▸ **Directions for this task**
Extract each record and reproduce it exactly.

▸ **Stored dataset items**
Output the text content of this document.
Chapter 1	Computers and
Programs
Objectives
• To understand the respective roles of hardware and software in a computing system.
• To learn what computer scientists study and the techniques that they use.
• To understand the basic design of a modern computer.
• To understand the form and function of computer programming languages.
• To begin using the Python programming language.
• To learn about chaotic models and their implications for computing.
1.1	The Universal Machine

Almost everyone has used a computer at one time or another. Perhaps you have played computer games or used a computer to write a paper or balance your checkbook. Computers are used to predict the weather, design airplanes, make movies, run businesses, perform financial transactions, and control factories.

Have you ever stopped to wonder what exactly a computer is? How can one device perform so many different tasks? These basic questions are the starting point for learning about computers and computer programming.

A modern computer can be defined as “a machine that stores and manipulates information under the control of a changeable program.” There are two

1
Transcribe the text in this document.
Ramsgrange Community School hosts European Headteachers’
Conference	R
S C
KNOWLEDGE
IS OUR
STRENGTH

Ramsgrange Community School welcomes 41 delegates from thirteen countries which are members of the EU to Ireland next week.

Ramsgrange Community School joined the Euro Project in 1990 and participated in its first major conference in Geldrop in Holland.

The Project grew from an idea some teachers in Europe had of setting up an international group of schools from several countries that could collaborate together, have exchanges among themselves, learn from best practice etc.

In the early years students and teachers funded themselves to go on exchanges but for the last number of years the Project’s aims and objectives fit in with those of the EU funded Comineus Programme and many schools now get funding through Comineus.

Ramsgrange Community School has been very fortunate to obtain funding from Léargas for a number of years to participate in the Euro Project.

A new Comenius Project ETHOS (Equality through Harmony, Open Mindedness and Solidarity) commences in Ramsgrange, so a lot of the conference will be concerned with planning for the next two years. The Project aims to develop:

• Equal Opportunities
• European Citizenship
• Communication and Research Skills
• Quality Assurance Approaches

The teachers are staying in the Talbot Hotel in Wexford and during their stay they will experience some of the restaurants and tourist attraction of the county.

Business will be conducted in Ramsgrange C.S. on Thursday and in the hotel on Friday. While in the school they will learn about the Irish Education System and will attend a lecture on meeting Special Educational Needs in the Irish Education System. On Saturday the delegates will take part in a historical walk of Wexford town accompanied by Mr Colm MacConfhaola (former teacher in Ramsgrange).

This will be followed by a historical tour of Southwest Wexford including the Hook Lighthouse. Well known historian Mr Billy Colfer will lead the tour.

▸ **Result below**
Output the text content of this document.
Chapter 1	Computers and
Programs
Objectives
• To understand the respective roles of hardware and software in a computing system.
• To learn what computer scientists study and the techniques that they use.
• To understand the basic design of a modern computer.
• To understand the form and function of computer programming languages.
• To begin using the Python programming language.
• To learn about chaotic models and their implications for computing.
1.1	The Universal Machine

Almost everyone has used a computer at one time or another. Perhaps you have played computer games or used a computer to write a paper or balance your checkbook. Computers are used to predict the weather, design airplanes, make movies, run businesses, perform financial transactions, and control factories.

Have you ever stopped to wonder what exactly a computer is? How can one device perform so many different tasks? These basic questions are the starting point for learning about computers and computer programming.

A modern computer can be defined as “a machine that stores and manipulates information under the control of a changeable program.” There are two

1
Transcribe the text in this document.
Ramsgrange Community School hosts European Headteachers’
Conference	R
S C
KNOWLEDGE
IS OUR
STRENGTH

Ramsgrange Community School welcomes 41 delegates from thirteen countries which are members of the EU to Ireland next week.

Ramsgrange Community School joined the Euro Project in 1990 and participated in its first major conference in Geldrop in Holland.

The Project grew from an idea some teachers in Europe had of setting up an international group of schools from several countries that could collaborate together, have exchanges among themselves, learn from best practice etc.

In the early years students and teachers funded themselves to go on exchanges but for the last number of years the Project’s aims and objectives fit in with those of the EU funded Comineus Programme and many schools now get funding through Comineus.

Ramsgrange Community School has been very fortunate to obtain funding from Léargas for a number of years to participate in the Euro Project.

A new Comenius Project ETHOS (Equality through Harmony, Open Mindedness and Solidarity) commences in Ramsgrange, so a lot of the conference will be concerned with planning for the next two years. The Project aims to develop:

• Equal Opportunities
• European Citizenship
• Communication and Research Skills
• Quality Assurance Approaches

The teachers are staying in the Talbot Hotel in Wexford and during their stay they will experience some of the restaurants and tourist attraction of the county.

Business will be conducted in Ramsgrange C.S. on Thursday and in the hotel on Friday. While in the school they will learn about the Irish Education System and will attend a lecture on meeting Special Educational Needs in the Irish Education System. On Saturday the delegates will take part in a historical walk of Wexford town accompanied by Mr Colm MacConfhaola (former teacher in Ramsgrange).

This will be followed by a historical tour of Southwest Wexford including the Hook Lighthouse. Well known historian Mr Billy Colfer will lead the tour.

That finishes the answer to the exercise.